**Instructions for the task:**
Locate and copy all lines bearing the word "with".

**Extracted material:**
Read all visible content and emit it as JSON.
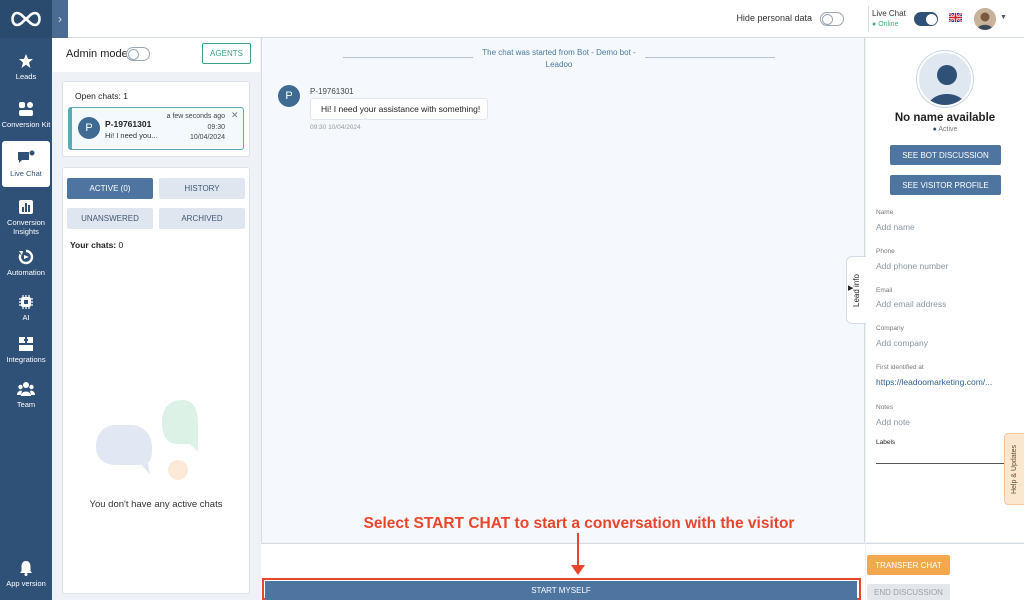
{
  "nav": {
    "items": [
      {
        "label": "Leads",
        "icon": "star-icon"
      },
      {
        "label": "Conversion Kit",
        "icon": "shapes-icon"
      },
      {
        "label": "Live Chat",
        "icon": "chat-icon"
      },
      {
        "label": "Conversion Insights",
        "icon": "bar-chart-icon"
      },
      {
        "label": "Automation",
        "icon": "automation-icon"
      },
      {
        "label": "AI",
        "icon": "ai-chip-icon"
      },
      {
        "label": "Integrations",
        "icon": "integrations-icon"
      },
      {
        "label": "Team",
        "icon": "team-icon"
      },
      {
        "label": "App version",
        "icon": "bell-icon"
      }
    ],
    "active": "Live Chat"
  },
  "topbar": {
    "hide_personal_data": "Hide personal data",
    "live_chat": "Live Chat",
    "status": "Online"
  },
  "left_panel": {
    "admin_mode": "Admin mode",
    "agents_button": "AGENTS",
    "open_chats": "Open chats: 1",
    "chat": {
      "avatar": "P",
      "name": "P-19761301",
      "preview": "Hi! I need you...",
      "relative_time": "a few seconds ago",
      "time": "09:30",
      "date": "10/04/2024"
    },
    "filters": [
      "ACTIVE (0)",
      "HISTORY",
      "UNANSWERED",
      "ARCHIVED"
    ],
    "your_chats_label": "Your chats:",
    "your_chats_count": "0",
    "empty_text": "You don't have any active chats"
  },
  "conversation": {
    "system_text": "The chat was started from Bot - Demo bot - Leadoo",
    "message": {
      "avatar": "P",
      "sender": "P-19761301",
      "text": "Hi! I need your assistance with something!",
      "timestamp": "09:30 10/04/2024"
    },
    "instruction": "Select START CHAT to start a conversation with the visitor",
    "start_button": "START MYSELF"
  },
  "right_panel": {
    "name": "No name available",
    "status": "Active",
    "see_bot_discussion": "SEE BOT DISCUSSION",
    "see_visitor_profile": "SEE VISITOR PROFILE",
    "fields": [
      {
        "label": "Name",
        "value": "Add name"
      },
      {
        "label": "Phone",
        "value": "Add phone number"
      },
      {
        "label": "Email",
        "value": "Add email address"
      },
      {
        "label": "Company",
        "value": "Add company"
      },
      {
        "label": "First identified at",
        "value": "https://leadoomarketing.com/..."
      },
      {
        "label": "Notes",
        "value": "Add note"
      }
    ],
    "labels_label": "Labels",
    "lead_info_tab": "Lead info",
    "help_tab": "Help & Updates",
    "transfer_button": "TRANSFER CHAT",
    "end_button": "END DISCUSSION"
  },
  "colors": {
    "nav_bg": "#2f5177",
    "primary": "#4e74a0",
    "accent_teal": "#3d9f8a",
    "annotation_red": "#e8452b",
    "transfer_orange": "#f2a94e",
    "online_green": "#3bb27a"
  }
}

**Result for this exercise:**
      "text": "Hi! I need your assistance with something!",
    "instruction": "Select START CHAT to start a conversation with the visitor",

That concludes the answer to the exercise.